[WORK TO COMPLETE] Copy out every record precisely.
* * * *
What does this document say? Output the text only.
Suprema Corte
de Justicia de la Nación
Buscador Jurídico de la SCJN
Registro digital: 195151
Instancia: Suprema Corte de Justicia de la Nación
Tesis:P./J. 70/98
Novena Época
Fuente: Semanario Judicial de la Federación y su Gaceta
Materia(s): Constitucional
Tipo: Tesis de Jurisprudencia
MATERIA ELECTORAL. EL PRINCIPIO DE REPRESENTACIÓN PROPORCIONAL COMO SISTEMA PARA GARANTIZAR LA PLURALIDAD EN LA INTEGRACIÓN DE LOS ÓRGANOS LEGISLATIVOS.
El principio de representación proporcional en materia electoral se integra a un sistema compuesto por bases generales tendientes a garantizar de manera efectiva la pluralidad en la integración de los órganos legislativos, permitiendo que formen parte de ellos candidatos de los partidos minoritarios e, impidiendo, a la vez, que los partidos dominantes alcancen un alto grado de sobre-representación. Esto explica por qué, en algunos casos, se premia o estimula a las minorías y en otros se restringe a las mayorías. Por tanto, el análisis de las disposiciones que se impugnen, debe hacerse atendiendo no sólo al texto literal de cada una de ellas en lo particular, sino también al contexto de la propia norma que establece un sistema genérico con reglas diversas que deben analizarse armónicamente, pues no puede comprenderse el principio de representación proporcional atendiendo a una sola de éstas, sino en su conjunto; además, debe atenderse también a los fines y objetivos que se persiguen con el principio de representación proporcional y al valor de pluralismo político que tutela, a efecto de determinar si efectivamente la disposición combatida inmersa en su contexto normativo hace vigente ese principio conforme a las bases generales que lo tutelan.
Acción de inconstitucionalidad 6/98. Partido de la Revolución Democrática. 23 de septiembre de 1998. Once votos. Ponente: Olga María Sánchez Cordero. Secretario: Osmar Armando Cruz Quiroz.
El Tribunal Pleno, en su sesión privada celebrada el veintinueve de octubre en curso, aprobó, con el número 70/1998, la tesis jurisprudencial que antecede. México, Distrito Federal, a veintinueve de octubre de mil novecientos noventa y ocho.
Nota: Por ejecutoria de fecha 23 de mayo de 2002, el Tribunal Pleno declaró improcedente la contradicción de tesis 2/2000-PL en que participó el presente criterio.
* * * *
[SOLUTION TO THE EXERCISE]
What does this document say? Output the text only.
Suprema Corte
de Justicia de la Nación
Buscador Jurídico de la SCJN
Registro digital: 195151
Instancia: Suprema Corte de Justicia de la Nación
Tesis:P./J. 70/98
Novena Época
Fuente: Semanario Judicial de la Federación y su Gaceta
Materia(s): Constitucional
Tipo: Tesis de Jurisprudencia
MATERIA ELECTORAL. EL PRINCIPIO DE REPRESENTACIÓN PROPORCIONAL COMO SISTEMA PARA GARANTIZAR LA PLURALIDAD EN LA INTEGRACIÓN DE LOS ÓRGANOS LEGISLATIVOS.
El principio de representación proporcional en materia electoral se integra a un sistema compuesto por bases generales tendientes a garantizar de manera efectiva la pluralidad en la integración de los órganos legislativos, permitiendo que formen parte de ellos candidatos de los partidos minoritarios e, impidiendo, a la vez, que los partidos dominantes alcancen un alto grado de sobre-representación. Esto explica por qué, en algunos casos, se premia o estimula a las minorías y en otros se restringe a las mayorías. Por tanto, el análisis de las disposiciones que se impugnen, debe hacerse atendiendo no sólo al texto literal de cada una de ellas en lo particular, sino también al contexto de la propia norma que establece un sistema genérico con reglas diversas que deben analizarse armónicamente, pues no puede comprenderse el principio de representación proporcional atendiendo a una sola de éstas, sino en su conjunto; además, debe atenderse también a los fines y objetivos que se persiguen con el principio de representación proporcional y al valor de pluralismo político que tutela, a efecto de determinar si efectivamente la disposición combatida inmersa en su contexto normativo hace vigente ese principio conforme a las bases generales que lo tutelan.
Acción de inconstitucionalidad 6/98. Partido de la Revolución Democrática. 23 de septiembre de 1998. Once votos. Ponente: Olga María Sánchez Cordero. Secretario: Osmar Armando Cruz Quiroz.
El Tribunal Pleno, en su sesión privada celebrada el veintinueve de octubre en curso, aprobó, con el número 70/1998, la tesis jurisprudencial que antecede. México, Distrito Federal, a veintinueve de octubre de mil novecientos noventa y ocho.
Nota: Por ejecutoria de fecha 23 de mayo de 2002, el Tribunal Pleno declaró improcedente la contradicción de tesis 2/2000-PL en que participó el presente criterio.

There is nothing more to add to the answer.